Make an exact copy of all the data.

Saved data entries
····················
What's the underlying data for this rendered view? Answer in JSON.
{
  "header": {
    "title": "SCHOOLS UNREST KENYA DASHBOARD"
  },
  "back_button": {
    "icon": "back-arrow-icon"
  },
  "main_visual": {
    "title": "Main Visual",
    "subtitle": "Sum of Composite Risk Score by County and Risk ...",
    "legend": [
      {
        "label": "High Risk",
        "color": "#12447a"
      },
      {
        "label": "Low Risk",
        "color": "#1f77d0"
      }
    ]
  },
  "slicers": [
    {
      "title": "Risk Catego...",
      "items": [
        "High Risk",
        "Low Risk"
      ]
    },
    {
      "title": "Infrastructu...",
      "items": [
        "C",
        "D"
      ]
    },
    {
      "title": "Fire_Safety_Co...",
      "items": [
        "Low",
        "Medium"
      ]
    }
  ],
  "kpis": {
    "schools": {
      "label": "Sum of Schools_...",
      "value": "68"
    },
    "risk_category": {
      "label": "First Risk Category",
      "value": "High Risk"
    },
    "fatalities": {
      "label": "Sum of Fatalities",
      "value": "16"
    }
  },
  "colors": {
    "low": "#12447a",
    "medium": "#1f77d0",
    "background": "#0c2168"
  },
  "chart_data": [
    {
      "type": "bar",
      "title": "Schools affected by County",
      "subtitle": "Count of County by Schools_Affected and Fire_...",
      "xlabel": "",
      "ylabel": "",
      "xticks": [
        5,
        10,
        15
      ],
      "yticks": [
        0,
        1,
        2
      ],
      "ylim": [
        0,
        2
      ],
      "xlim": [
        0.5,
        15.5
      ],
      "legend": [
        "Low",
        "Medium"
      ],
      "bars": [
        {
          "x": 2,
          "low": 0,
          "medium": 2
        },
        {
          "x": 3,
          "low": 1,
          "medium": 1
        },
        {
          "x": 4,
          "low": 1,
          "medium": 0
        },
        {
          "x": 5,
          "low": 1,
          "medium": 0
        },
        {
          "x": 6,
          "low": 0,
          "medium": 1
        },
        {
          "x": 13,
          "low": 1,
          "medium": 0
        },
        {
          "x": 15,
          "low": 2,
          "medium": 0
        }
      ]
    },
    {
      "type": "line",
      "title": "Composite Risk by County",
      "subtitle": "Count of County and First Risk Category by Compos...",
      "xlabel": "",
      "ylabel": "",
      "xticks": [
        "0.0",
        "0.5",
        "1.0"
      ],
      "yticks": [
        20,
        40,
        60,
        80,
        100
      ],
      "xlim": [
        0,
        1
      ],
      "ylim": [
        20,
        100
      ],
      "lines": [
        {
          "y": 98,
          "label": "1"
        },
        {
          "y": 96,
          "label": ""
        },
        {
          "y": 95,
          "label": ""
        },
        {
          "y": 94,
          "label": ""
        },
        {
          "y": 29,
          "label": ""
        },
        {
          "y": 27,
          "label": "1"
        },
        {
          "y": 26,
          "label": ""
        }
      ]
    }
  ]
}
····················
Expected answer:
What's the underlying data for this rendered view? Answer in JSON.
{
  "header": {
    "title": "SCHOOLS UNREST KENYA DASHBOARD"
  },
  "back_button": {
    "icon": "back-arrow-icon"
  },
  "main_visual": {
    "title": "Main Visual",
    "subtitle": "Sum of Composite Risk Score by County and Risk ...",
    "legend": [
      {
        "label": "High Risk",
        "color": "#12447a"
      },
      {
        "label": "Low Risk",
        "color": "#1f77d0"
      }
    ]
  },
  "slicers": [
    {
      "title": "Risk Catego...",
      "items": [
        "High Risk",
        "Low Risk"
      ]
    },
    {
      "title": "Infrastructu...",
      "items": [
        "C",
        "D"
      ]
    },
    {
      "title": "Fire_Safety_Co...",
      "items": [
        "Low",
        "Medium"
      ]
    }
  ],
  "kpis": {
    "schools": {
      "label": "Sum of Schools_...",
      "value": "68"
    },
    "risk_category": {
      "label": "First Risk Category",
      "value": "High Risk"
    },
    "fatalities": {
      "label": "Sum of Fatalities",
      "value": "16"
    }
  },
  "colors": {
    "low": "#12447a",
    "medium": "#1f77d0",
    "background": "#0c2168"
  },
  "chart_data": [
    {
      "type": "bar",
      "title": "Schools affected by County",
      "subtitle": "Count of County by Schools_Affected and Fire_...",
      "xlabel": "",
      "ylabel": "",
      "xticks": [
        5,
        10,
        15
      ],
      "yticks": [
        0,
        1,
        2
      ],
      "ylim": [
        0,
        2
      ],
      "xlim": [
        0.5,
        15.5
      ],
      "legend": [
        "Low",
        "Medium"
      ],
      "bars": [
        {
          "x": 2,
          "low": 0,
          "medium": 2
        },
        {
          "x": 3,
          "low": 1,
          "medium": 1
        },
        {
          "x": 4,
          "low": 1,
          "medium": 0
        },
        {
          "x": 5,
          "low": 1,
          "medium": 0
        },
        {
          "x": 6,
          "low": 0,
          "medium": 1
        },
        {
          "x": 13,
          "low": 1,
          "medium": 0
        },
        {
          "x": 15,
          "low": 2,
          "medium": 0
        }
      ]
    },
    {
      "type": "line",
      "title": "Composite Risk by County",
      "subtitle": "Count of County and First Risk Category by Compos...",
      "xlabel": "",
      "ylabel": "",
      "xticks": [
        "0.0",
        "0.5",
        "1.0"
      ],
      "yticks": [
        20,
        40,
        60,
        80,
        100
      ],
      "xlim": [
        0,
        1
      ],
      "ylim": [
        20,
        100
      ],
      "lines": [
        {
          "y": 98,
          "label": "1"
        },
        {
          "y": 96,
          "label": ""
        },
        {
          "y": 95,
          "label": ""
        },
        {
          "y": 94,
          "label": ""
        },
        {
          "y": 29,
          "label": ""
        },
        {
          "y": 27,
          "label": "1"
        },
        {
          "y": 26,
          "label": ""
        }
      ]
    }
  ]
}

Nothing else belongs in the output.